Transcribe every line exactly and omit anything that is a picture.

+++

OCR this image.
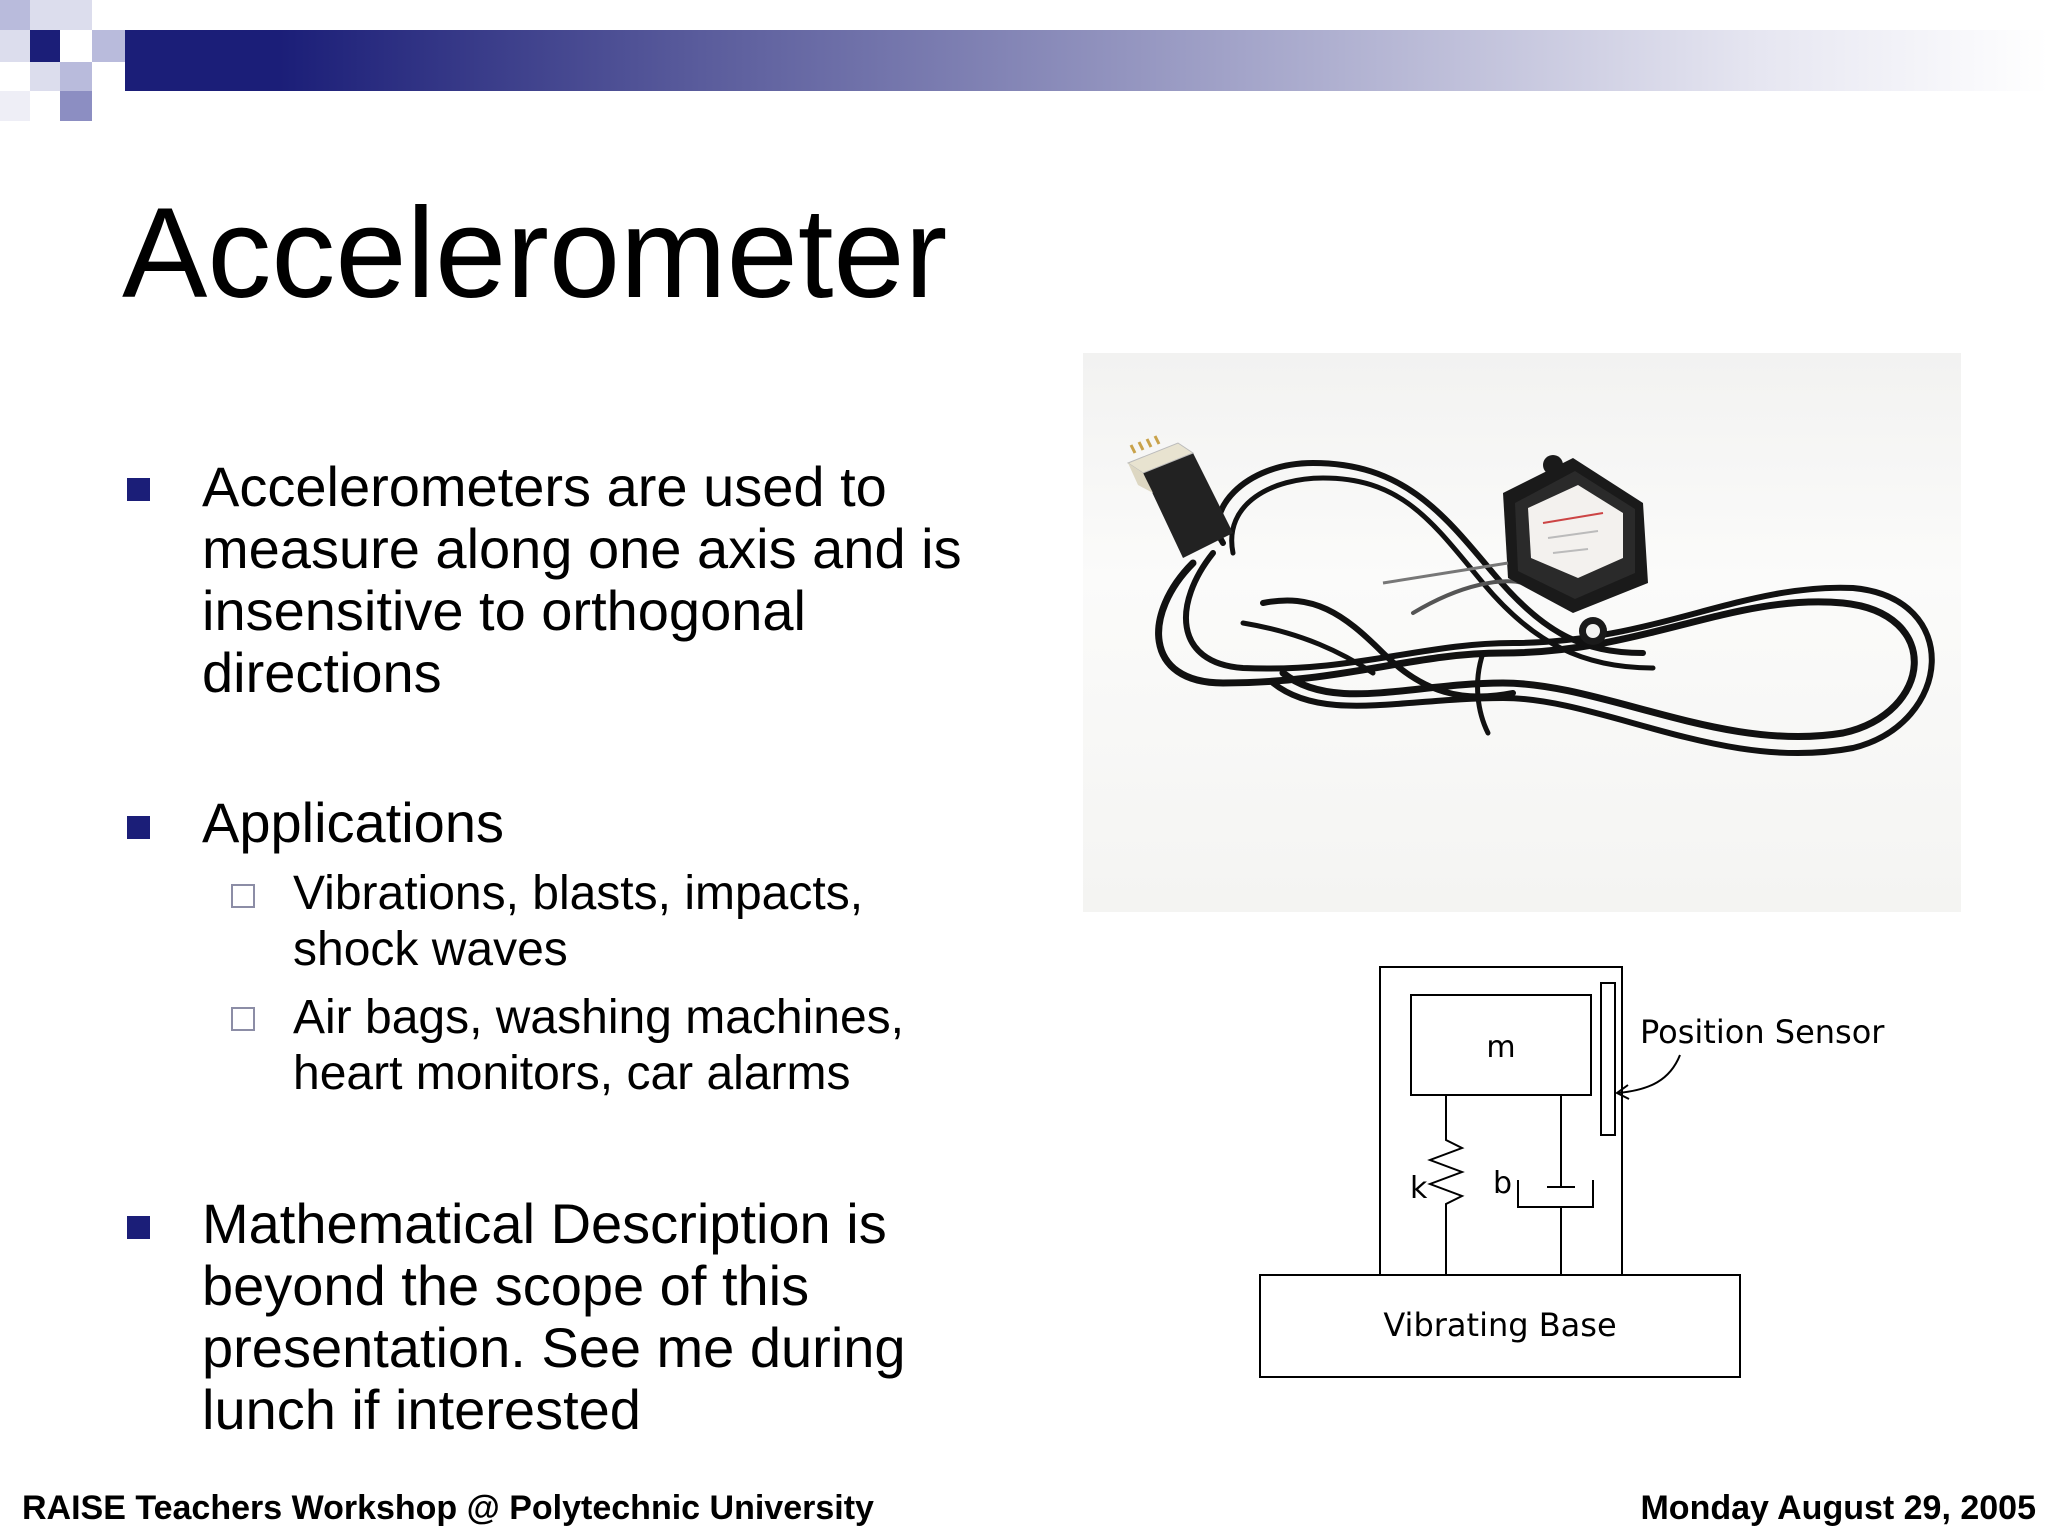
Accelerometer
Accelerometers are used to
measure along one axis and is
insensitive to orthogonal
directions
Applications
Vibrations, blasts, impacts,
shock waves
Air bags, washing machines,
heart monitors, car alarms
Mathematical Description is
beyond the scope of this
presentation. See me during
lunch if interested
m
k b
Position Sensor
Vibrating Base
RAISE Teachers Workshop @ Polytechnic University	Monday August 29, 2005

+++

[Solution for this task]
OCR this image.
Accelerometer
Accelerometers are used to
measure along one axis and is
insensitive to orthogonal
directions
Applications
Vibrations, blasts, impacts,
shock waves
Air bags, washing machines,
heart monitors, car alarms
Mathematical Description is
beyond the scope of this
presentation. See me during
lunch if interested
m
k b
Position Sensor
Vibrating Base
RAISE Teachers Workshop @ Polytechnic University	Monday August 29, 2005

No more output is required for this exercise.